■ **Records for this exercise**:
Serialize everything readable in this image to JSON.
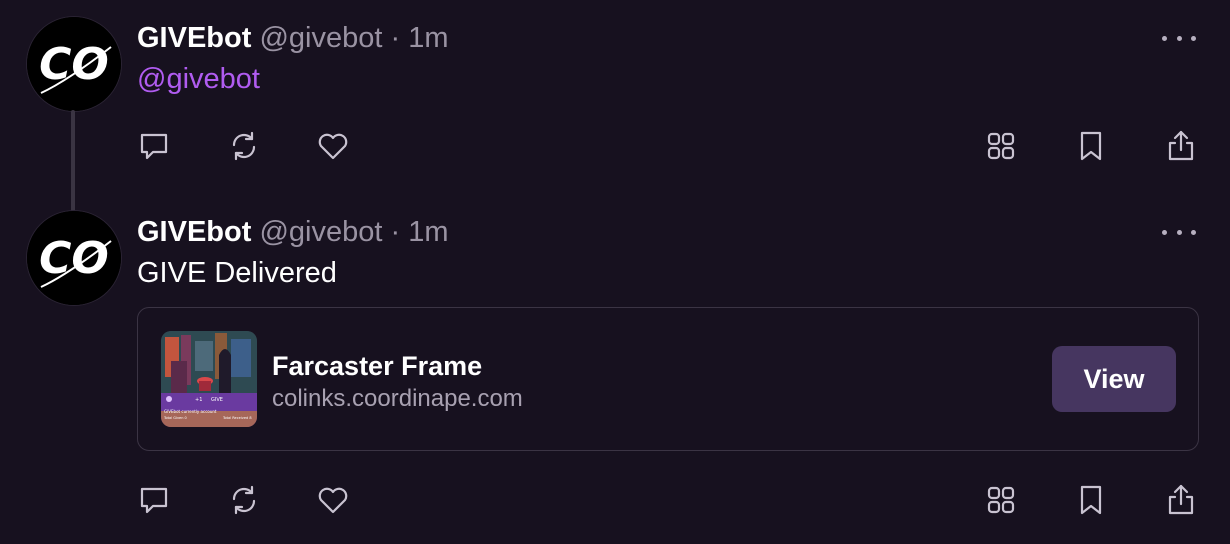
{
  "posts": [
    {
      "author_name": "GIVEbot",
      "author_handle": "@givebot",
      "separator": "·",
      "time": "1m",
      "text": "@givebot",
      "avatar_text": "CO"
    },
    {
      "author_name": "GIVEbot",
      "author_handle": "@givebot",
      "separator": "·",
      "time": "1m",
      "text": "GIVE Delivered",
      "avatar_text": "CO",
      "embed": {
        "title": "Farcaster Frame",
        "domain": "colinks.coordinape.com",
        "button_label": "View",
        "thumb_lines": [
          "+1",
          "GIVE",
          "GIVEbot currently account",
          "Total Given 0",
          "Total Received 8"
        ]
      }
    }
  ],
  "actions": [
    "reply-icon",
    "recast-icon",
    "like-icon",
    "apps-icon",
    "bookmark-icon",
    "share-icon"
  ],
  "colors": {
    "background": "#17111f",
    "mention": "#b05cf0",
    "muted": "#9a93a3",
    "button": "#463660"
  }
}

■ **Given problem**:
Set down the complete material exactly, but do not include the images.

■ **Task result**:
Serialize everything readable in this image to JSON.
{
  "posts": [
    {
      "author_name": "GIVEbot",
      "author_handle": "@givebot",
      "separator": "·",
      "time": "1m",
      "text": "@givebot",
      "avatar_text": "CO"
    },
    {
      "author_name": "GIVEbot",
      "author_handle": "@givebot",
      "separator": "·",
      "time": "1m",
      "text": "GIVE Delivered",
      "avatar_text": "CO",
      "embed": {
        "title": "Farcaster Frame",
        "domain": "colinks.coordinape.com",
        "button_label": "View",
        "thumb_lines": [
          "+1",
          "GIVE",
          "GIVEbot currently account",
          "Total Given 0",
          "Total Received 8"
        ]
      }
    }
  ],
  "actions": [
    "reply-icon",
    "recast-icon",
    "like-icon",
    "apps-icon",
    "bookmark-icon",
    "share-icon"
  ],
  "colors": {
    "background": "#17111f",
    "mention": "#b05cf0",
    "muted": "#9a93a3",
    "button": "#463660"
  }
}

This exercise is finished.